** START Material provided **
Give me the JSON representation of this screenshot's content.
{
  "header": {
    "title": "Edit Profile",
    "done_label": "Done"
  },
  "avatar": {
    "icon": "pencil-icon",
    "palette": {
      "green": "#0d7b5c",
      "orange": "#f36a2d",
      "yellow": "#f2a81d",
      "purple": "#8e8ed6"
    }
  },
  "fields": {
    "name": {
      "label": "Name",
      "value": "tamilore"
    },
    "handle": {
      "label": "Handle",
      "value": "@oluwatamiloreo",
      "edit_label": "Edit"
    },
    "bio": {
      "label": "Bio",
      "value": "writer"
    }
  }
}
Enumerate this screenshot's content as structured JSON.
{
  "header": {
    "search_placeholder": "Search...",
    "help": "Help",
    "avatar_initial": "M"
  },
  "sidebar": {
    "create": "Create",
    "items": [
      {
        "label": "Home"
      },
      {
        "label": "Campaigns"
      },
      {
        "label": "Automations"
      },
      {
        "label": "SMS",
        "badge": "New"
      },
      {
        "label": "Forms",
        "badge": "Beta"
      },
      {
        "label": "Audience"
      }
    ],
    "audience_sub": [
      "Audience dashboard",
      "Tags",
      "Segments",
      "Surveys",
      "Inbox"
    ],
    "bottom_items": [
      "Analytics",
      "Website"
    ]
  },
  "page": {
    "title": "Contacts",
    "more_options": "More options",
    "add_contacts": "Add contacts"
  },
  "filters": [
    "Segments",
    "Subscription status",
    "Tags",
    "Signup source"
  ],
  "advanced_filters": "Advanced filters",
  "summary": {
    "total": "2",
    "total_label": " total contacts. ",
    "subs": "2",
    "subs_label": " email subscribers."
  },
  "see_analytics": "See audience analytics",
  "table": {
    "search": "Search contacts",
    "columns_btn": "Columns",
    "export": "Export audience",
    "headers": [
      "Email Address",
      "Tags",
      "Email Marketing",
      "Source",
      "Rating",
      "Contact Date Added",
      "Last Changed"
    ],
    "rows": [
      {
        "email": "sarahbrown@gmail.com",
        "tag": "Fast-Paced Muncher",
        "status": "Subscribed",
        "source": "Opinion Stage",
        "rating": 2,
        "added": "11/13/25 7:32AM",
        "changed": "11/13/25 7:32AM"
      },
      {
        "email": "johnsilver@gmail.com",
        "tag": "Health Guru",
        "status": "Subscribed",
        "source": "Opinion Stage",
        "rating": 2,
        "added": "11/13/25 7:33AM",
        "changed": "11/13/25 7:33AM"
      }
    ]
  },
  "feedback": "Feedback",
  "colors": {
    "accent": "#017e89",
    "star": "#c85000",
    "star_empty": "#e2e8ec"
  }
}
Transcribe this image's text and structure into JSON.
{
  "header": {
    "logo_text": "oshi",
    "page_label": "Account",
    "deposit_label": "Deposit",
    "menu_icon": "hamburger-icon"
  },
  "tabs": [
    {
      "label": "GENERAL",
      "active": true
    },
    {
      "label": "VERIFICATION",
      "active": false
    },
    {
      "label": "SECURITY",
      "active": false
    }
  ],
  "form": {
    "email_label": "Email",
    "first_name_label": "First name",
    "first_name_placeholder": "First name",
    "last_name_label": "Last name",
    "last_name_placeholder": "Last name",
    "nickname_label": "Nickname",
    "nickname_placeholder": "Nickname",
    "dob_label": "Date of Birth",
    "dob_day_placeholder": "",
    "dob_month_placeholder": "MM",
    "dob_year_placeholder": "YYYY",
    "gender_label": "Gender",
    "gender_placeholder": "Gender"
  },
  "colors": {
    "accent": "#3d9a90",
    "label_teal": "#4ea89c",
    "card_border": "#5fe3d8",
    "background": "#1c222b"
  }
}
** END Material provided **
Using the exact wording, write out all of the records.

Give me the JSON representation of this screenshot's content.
{
  "header": {
    "title": "Edit Profile",
    "done_label": "Done"
  },
  "avatar": {
    "icon": "pencil-icon",
    "palette": {
      "green": "#0d7b5c",
      "orange": "#f36a2d",
      "yellow": "#f2a81d",
      "purple": "#8e8ed6"
    }
  },
  "fields": {
    "name": {
      "label": "Name",
      "value": "tamilore"
    },
    "handle": {
      "label": "Handle",
      "value": "@oluwatamiloreo",
      "edit_label": "Edit"
    },
    "bio": {
      "label": "Bio",
      "value": "writer"
    }
  }
}
Enumerate this screenshot's content as structured JSON.
{
  "header": {
    "search_placeholder": "Search...",
    "help": "Help",
    "avatar_initial": "M"
  },
  "sidebar": {
    "create": "Create",
    "items": [
      {
        "label": "Home"
      },
      {
        "label": "Campaigns"
      },
      {
        "label": "Automations"
      },
      {
        "label": "SMS",
        "badge": "New"
      },
      {
        "label": "Forms",
        "badge": "Beta"
      },
      {
        "label": "Audience"
      }
    ],
    "audience_sub": [
      "Audience dashboard",
      "Tags",
      "Segments",
      "Surveys",
      "Inbox"
    ],
    "bottom_items": [
      "Analytics",
      "Website"
    ]
  },
  "page": {
    "title": "Contacts",
    "more_options": "More options",
    "add_contacts": "Add contacts"
  },
  "filters": [
    "Segments",
    "Subscription status",
    "Tags",
    "Signup source"
  ],
  "advanced_filters": "Advanced filters",
  "summary": {
    "total": "2",
    "total_label": " total contacts. ",
    "subs": "2",
    "subs_label": " email subscribers."
  },
  "see_analytics": "See audience analytics",
  "table": {
    "search": "Search contacts",
    "columns_btn": "Columns",
    "export": "Export audience",
    "headers": [
      "Email Address",
      "Tags",
      "Email Marketing",
      "Source",
      "Rating",
      "Contact Date Added",
      "Last Changed"
    ],
    "rows": [
      {
        "email": "sarahbrown@gmail.com",
        "tag": "Fast-Paced Muncher",
        "status": "Subscribed",
        "source": "Opinion Stage",
        "rating": 2,
        "added": "11/13/25 7:32AM",
        "changed": "11/13/25 7:32AM"
      },
      {
        "email": "johnsilver@gmail.com",
        "tag": "Health Guru",
        "status": "Subscribed",
        "source": "Opinion Stage",
        "rating": 2,
        "added": "11/13/25 7:33AM",
        "changed": "11/13/25 7:33AM"
      }
    ]
  },
  "feedback": "Feedback",
  "colors": {
    "accent": "#017e89",
    "star": "#c85000",
    "star_empty": "#e2e8ec"
  }
}
Transcribe this image's text and structure into JSON.
{
  "header": {
    "logo_text": "oshi",
    "page_label": "Account",
    "deposit_label": "Deposit",
    "menu_icon": "hamburger-icon"
  },
  "tabs": [
    {
      "label": "GENERAL",
      "active": true
    },
    {
      "label": "VERIFICATION",
      "active": false
    },
    {
      "label": "SECURITY",
      "active": false
    }
  ],
  "form": {
    "email_label": "Email",
    "first_name_label": "First name",
    "first_name_placeholder": "First name",
    "last_name_label": "Last name",
    "last_name_placeholder": "Last name",
    "nickname_label": "Nickname",
    "nickname_placeholder": "Nickname",
    "dob_label": "Date of Birth",
    "dob_day_placeholder": "",
    "dob_month_placeholder": "MM",
    "dob_year_placeholder": "YYYY",
    "gender_label": "Gender",
    "gender_placeholder": "Gender"
  },
  "colors": {
    "accent": "#3d9a90",
    "label_teal": "#4ea89c",
    "card_border": "#5fe3d8",
    "background": "#1c222b"
  }
}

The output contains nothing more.